[PROMPT]
Count lines holding the string "brut" in the data that follows. Reply with one number only.

====== SUPPLIED MATERIAL ======

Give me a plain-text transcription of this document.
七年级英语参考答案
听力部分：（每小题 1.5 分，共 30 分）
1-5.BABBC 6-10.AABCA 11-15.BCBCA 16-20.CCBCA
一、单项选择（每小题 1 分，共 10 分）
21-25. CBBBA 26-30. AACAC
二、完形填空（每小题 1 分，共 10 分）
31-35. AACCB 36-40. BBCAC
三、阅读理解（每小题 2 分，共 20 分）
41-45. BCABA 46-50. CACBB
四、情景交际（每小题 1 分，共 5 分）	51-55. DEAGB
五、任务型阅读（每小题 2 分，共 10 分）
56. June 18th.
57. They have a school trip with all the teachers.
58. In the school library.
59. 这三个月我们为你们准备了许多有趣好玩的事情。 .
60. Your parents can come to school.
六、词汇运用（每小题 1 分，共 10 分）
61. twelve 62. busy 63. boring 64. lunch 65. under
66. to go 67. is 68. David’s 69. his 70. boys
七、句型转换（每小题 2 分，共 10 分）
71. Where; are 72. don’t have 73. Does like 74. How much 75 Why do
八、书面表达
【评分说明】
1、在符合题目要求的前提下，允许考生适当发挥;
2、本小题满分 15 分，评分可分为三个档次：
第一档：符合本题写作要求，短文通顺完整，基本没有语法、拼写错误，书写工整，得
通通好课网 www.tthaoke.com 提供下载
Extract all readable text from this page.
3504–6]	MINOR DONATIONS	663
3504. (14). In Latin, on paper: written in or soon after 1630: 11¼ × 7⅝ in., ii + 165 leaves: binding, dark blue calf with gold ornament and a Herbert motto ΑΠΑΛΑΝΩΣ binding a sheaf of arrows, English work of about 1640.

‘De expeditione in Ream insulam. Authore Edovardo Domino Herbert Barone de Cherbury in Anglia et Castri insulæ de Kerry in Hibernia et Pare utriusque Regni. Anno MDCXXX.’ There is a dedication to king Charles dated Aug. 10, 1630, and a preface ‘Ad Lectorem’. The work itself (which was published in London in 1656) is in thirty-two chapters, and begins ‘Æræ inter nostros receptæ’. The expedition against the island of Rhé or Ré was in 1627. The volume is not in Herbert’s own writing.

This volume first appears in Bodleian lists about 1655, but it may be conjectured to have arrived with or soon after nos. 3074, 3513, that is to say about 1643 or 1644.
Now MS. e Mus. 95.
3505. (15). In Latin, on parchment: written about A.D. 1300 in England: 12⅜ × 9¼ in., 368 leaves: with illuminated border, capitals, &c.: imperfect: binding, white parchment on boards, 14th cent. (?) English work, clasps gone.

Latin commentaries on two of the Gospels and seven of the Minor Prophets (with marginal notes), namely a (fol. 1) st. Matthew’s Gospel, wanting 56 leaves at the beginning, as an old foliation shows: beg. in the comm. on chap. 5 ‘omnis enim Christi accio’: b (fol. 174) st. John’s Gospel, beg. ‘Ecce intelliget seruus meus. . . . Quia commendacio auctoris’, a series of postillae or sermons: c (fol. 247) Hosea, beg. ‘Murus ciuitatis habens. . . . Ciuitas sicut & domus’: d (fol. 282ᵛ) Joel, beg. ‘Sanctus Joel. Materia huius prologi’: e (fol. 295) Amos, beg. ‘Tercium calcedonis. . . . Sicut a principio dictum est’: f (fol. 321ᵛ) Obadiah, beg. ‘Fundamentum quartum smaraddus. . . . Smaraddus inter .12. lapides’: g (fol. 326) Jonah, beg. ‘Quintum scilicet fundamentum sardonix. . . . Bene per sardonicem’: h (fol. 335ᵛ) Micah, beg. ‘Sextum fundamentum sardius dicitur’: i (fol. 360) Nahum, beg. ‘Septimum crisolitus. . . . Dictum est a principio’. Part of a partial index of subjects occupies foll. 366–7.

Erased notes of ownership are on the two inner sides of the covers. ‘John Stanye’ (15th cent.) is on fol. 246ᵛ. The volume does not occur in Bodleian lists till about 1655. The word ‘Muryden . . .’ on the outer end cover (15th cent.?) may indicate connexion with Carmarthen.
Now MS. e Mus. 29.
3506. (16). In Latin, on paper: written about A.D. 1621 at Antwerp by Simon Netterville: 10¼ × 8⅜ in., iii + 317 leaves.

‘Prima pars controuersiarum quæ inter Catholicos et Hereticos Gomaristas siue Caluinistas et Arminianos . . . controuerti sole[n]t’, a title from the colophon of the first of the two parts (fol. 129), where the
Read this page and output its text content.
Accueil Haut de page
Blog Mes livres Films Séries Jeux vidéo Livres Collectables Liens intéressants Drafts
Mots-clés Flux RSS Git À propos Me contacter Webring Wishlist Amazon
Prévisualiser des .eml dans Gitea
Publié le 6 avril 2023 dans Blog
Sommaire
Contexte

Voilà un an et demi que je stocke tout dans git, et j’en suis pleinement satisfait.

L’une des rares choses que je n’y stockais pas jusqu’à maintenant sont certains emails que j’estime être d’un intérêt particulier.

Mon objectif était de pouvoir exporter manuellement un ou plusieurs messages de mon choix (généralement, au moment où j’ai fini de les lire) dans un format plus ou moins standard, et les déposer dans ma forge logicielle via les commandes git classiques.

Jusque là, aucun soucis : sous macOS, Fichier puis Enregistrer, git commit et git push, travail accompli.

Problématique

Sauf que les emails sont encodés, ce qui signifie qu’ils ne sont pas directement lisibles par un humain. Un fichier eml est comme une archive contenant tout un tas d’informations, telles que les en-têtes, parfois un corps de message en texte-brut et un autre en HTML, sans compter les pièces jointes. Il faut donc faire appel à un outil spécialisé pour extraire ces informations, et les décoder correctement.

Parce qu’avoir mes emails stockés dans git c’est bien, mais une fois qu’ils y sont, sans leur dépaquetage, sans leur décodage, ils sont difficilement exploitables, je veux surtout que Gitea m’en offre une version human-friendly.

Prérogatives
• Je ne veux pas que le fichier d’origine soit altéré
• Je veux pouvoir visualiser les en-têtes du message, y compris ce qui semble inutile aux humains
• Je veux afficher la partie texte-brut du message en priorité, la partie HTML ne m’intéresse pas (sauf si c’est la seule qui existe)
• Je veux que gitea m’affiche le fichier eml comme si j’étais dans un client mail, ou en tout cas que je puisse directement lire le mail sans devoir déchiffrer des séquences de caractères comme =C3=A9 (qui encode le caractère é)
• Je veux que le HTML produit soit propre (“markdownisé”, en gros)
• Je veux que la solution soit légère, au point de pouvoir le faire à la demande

======

[SOLUTION TO THIS PROBLEM]
2